- _Tasks to perform_:
[1] Translate into Spanish this sentence from the zero-ETL setup extract below: "Zero-ETL integration works by using binary logs (binlogs) generated by MySQL database."
[2] According to the zero-ETL setup extract below, which deployment option under Availability and durability is not supported?

-------- Extract --------

The integration is set up between Amazon RDS for MySQL (source) and Amazon Redshift (destination). The transactional data from the source gets refreshed in near real time on the destination, which processes analytical queries.

You can use either the serverless option or an encrypted RA3 cluster for Amazon Redshift. For this post, we use a provisioned RDS database and a Redshift provisioned data warehouse.

The following diagram illustrates the high-level architecture.

High-level zero-ETL architecture for TICKIT data use case

The following are the steps needed to set up zero-ETL integration. These steps can be done automatically by the zero-ETL wizard, but you will require a restart if the wizard changes the setting for Amazon RDS or Amazon Redshift. You could do these steps manually, if not already configured, and perform the restarts at your convenience. For the complete getting started guides, refer to Working with Amazon RDS zero-ETL integrations with Amazon Redshift (preview) and Working with zero-ETL integrations.

  1. Configure the RDS for MySQL source with a custom DB parameter group.
  2. Configure the Redshift cluster to enable case-sensitive identifiers.
  3. Configure the required permissions.
  4. Create the zero-ETL integration.
  5. Create a database from the integration in Amazon Redshift.

Configure the RDS for MySQL source with a customized DB parameter group

To create an RDS for MySQL database, complete the following steps:

  1. On the Amazon RDS console, create a DB parameter group called zero-etl-custom-pg.

Zero-ETL integration works by using binary logs (binlogs) generated by MySQL database. To enable binlogs on Amazon RDS for MySQL, a specific set of parameters must be enabled.

  1. Set the following binlog cluster parameter settings:
    • binlog_format = ROW
    • binlog_row_image = FULL
    • binlog_checksum = NONE

In addition, make sure that the binlog_row_value_options parameter is not set to PARTIAL_JSON. By default, this parameter is not set.

  1. Choose Databases in the navigation pane, then choose Create database.
  2. For Engine Version, choose MySQL 8.0.28 (or higher).

Selected MySQL Community edition Engine version 8.0.36

  1. For Templates, select Production.
  2. For Availability and durability, select either Multi-AZ DB instance or Single DB instance (Multi-AZ DB clusters are not supported, as of this writing).
  3. For DB instance identifier, enter zero-etl-source-rms.

Selected Production template, Multi-AZ DB instance and DB instance identifier zero-etl-source-rms

  1. Under Instance configuration, select Memory optimized classes and choose the instance db.r6g.large, which should be sufficient for TICKIT use case.

-------- Dataset content --------

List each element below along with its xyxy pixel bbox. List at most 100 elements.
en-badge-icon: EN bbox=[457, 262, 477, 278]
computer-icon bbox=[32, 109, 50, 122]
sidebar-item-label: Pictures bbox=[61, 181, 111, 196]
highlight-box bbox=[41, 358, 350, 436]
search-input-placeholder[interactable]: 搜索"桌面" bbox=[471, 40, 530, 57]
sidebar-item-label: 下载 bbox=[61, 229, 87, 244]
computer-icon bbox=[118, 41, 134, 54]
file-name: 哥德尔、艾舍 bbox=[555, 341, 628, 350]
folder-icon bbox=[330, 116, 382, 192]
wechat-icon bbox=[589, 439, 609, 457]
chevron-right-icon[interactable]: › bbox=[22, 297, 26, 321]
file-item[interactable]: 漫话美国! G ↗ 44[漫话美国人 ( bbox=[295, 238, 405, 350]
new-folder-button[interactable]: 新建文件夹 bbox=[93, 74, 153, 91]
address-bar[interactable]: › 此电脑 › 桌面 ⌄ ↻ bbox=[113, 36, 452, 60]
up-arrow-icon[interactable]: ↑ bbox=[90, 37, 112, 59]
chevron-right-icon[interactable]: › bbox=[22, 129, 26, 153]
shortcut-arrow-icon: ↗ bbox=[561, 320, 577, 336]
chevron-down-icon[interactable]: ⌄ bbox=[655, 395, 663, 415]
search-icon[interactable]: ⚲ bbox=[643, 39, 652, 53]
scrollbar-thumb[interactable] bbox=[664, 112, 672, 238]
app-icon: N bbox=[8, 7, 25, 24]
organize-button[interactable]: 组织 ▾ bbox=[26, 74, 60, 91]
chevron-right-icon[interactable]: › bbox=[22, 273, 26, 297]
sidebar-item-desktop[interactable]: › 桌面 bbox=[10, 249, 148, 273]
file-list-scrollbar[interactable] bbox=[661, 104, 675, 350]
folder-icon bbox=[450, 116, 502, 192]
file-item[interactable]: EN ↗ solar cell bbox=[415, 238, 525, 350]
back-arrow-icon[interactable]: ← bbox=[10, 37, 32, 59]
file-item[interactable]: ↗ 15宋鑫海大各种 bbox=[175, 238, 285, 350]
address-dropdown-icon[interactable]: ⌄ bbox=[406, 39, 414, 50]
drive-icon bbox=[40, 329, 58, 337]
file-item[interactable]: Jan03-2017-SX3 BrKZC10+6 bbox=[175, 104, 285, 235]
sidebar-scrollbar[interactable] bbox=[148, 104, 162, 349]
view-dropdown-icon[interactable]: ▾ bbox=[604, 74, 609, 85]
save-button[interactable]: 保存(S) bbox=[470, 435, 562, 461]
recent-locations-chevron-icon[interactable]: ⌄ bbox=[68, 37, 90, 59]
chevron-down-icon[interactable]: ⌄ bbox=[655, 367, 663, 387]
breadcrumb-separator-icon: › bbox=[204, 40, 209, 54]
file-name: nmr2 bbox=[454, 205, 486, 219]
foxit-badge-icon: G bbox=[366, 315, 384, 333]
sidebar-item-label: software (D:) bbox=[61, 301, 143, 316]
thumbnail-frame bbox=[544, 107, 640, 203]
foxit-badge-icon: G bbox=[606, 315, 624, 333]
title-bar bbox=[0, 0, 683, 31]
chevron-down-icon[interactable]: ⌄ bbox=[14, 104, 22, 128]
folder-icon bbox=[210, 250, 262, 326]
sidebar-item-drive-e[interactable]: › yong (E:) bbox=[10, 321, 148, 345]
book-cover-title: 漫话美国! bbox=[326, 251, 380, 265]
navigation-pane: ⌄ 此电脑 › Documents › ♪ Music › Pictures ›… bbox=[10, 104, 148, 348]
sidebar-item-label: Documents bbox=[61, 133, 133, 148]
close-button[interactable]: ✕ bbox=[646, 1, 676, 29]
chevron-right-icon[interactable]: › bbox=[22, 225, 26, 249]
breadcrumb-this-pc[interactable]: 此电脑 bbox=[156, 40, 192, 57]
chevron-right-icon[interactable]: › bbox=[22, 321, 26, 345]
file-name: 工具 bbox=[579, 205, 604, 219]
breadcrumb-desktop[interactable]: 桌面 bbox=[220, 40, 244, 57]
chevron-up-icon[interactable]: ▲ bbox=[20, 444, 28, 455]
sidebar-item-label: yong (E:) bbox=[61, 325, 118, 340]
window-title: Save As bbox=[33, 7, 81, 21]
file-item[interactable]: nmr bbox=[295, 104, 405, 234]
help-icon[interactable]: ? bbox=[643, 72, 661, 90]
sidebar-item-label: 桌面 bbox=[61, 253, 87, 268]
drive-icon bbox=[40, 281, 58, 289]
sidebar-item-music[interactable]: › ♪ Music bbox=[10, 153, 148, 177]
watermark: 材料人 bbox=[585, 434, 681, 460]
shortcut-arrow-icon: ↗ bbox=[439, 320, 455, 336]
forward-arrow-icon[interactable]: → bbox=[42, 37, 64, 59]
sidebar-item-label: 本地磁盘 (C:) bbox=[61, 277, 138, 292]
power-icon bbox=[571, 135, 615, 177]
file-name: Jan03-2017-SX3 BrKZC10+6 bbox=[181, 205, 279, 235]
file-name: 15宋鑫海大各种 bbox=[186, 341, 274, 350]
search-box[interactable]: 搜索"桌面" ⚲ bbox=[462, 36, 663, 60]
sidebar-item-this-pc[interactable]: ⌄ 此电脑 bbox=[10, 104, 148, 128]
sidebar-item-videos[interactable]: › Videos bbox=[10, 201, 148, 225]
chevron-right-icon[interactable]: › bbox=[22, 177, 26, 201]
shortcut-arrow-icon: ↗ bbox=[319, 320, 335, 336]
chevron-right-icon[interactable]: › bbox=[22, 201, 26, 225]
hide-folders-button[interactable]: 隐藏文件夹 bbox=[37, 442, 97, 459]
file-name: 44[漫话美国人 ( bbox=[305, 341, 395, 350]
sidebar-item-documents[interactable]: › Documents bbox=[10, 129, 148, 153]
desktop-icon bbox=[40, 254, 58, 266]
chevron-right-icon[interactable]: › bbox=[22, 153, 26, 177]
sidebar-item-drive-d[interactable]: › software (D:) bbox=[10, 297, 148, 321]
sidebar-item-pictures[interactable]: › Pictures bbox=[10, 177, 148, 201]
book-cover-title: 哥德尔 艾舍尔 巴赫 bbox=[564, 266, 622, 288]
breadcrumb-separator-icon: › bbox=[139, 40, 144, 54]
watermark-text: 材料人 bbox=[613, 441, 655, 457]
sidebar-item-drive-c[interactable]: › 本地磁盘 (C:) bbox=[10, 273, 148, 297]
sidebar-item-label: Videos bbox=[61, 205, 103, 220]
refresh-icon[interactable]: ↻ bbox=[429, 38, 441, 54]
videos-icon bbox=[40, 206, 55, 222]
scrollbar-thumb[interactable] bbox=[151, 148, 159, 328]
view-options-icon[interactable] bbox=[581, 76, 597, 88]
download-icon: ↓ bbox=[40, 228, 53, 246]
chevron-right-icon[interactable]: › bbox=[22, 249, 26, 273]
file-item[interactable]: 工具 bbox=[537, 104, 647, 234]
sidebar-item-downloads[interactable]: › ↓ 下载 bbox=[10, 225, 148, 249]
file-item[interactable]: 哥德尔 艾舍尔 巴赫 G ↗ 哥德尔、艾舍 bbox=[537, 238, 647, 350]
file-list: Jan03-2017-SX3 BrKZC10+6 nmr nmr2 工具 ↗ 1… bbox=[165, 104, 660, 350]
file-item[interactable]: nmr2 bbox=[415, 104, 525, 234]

--------

- _Task answers_:
[1] La integración zero-ETL funciona mediante el uso de registros binarios (binlogs) generados por la base de datos MySQL.

[2] Multi-AZ DB clusters are not supported.